-- EXERCISE DIRECTIONS --
Locate each line holding the string "Zenith" and copy it.

— START EXTRACTED RECORDS —

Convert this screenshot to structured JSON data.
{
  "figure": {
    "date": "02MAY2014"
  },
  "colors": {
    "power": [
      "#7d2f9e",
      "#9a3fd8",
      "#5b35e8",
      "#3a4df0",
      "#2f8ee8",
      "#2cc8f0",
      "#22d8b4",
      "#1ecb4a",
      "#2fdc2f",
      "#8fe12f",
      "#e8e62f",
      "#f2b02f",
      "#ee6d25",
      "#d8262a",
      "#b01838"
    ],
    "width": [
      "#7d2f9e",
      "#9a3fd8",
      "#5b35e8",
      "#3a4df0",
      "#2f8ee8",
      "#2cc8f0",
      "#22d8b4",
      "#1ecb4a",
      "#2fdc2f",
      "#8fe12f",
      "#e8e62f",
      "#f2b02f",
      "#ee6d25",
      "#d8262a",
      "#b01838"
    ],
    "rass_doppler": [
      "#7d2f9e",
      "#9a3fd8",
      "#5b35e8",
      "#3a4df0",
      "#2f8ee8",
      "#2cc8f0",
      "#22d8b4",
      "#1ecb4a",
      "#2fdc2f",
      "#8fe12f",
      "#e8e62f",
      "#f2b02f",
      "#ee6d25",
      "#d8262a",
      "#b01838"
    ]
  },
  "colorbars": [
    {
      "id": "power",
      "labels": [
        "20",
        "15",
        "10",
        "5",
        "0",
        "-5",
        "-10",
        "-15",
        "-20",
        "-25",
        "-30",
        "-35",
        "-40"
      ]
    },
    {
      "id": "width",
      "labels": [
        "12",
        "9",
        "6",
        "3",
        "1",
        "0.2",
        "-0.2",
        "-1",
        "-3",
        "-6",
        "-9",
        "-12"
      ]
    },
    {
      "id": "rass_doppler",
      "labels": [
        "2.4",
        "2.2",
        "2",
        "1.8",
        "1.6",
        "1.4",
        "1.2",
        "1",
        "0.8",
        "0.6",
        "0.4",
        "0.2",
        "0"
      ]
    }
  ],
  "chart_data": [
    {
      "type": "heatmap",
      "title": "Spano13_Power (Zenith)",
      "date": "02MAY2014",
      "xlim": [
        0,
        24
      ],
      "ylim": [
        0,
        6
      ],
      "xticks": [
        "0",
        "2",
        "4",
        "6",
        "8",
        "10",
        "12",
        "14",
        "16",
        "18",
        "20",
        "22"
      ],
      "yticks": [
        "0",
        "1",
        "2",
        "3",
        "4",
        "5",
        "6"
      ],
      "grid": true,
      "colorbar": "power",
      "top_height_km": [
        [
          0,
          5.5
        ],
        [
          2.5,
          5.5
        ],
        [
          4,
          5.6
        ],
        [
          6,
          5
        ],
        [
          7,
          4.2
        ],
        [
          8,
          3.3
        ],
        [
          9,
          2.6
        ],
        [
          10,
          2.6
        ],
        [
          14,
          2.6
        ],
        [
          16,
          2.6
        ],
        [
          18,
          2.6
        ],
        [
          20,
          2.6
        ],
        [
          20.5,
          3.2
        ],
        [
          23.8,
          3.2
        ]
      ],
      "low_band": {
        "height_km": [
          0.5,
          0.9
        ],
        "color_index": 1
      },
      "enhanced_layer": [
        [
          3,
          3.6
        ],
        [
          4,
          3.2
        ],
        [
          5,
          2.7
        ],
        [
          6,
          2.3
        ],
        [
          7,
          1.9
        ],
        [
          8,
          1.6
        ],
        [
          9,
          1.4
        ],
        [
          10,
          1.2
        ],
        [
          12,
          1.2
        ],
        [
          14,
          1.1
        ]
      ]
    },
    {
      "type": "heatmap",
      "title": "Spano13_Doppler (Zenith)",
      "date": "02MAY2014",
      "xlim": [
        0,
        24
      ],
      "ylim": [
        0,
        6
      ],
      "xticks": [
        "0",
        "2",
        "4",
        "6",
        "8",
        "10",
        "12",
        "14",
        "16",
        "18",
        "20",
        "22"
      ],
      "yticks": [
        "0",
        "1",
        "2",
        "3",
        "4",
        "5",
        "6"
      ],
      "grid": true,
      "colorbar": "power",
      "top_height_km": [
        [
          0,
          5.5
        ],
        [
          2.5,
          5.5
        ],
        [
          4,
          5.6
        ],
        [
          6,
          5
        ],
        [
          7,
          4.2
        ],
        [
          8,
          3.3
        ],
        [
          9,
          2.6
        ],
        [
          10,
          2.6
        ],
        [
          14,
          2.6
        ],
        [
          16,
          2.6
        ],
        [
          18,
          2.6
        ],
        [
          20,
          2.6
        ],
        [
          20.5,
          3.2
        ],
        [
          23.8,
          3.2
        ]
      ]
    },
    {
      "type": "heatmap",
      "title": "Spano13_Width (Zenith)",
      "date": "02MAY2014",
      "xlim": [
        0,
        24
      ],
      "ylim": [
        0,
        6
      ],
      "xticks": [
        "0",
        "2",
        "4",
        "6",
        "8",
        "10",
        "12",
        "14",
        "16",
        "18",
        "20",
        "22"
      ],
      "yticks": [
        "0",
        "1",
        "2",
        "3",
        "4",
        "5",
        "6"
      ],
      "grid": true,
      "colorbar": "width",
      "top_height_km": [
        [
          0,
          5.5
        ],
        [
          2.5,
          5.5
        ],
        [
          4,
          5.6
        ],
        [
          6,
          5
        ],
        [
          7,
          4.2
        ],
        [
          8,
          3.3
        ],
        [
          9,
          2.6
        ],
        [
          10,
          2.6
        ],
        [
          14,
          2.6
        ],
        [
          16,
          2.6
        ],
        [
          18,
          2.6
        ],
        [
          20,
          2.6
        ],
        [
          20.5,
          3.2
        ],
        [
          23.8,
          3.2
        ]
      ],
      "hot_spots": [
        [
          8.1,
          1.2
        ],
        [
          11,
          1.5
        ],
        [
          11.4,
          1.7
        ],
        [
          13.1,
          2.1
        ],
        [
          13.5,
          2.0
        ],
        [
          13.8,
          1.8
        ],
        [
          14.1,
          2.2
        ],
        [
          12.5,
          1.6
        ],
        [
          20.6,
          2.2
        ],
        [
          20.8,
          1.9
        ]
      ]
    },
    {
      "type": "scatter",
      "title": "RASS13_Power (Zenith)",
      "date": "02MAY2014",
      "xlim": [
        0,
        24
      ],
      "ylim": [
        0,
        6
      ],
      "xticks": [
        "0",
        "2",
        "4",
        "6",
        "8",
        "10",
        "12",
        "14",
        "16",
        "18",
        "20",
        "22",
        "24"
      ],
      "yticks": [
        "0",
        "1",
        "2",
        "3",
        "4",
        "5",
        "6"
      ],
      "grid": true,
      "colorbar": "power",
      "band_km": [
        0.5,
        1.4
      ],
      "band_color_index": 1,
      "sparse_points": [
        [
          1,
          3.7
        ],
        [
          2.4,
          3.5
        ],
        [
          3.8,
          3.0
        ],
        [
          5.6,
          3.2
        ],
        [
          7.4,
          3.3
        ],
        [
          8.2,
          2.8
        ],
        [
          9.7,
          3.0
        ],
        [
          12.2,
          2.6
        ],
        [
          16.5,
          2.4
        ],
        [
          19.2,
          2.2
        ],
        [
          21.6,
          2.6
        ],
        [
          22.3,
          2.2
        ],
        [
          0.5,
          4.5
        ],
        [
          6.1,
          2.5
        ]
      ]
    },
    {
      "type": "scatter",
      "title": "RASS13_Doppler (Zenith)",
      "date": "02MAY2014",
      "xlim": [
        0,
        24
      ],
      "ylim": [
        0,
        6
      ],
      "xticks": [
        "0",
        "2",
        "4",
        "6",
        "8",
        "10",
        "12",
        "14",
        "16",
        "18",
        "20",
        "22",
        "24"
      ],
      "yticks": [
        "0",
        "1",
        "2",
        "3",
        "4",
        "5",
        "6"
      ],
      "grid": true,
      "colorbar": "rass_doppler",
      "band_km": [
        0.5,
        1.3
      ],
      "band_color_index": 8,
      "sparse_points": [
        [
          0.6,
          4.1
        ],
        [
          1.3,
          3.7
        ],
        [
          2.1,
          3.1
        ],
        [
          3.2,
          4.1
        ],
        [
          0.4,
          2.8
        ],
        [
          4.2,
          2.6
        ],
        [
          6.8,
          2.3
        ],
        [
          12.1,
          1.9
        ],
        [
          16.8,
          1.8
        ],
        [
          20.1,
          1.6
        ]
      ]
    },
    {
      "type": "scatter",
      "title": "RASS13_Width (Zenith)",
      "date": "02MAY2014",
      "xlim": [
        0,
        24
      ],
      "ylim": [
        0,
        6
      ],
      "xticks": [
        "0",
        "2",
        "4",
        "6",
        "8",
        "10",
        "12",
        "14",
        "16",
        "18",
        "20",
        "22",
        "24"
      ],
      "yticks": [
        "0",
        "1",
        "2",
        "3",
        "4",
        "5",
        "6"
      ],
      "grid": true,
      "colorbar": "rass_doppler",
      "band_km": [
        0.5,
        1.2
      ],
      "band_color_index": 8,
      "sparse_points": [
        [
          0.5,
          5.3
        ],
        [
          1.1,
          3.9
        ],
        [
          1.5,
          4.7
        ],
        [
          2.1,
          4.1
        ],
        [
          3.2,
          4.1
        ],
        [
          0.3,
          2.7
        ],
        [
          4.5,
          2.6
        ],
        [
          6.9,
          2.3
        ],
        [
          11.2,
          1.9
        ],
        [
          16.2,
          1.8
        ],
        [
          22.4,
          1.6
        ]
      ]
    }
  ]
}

— END EXTRACTED RECORDS —

-- ANSWER TO THIS TASK --
      "title": "Spano13_Power (Zenith)",
      "title": "Spano13_Doppler (Zenith)",
      "title": "Spano13_Width (Zenith)",
      "title": "RASS13_Power (Zenith)",
      "title": "RASS13_Doppler (Zenith)",
      "title": "RASS13_Width (Zenith)",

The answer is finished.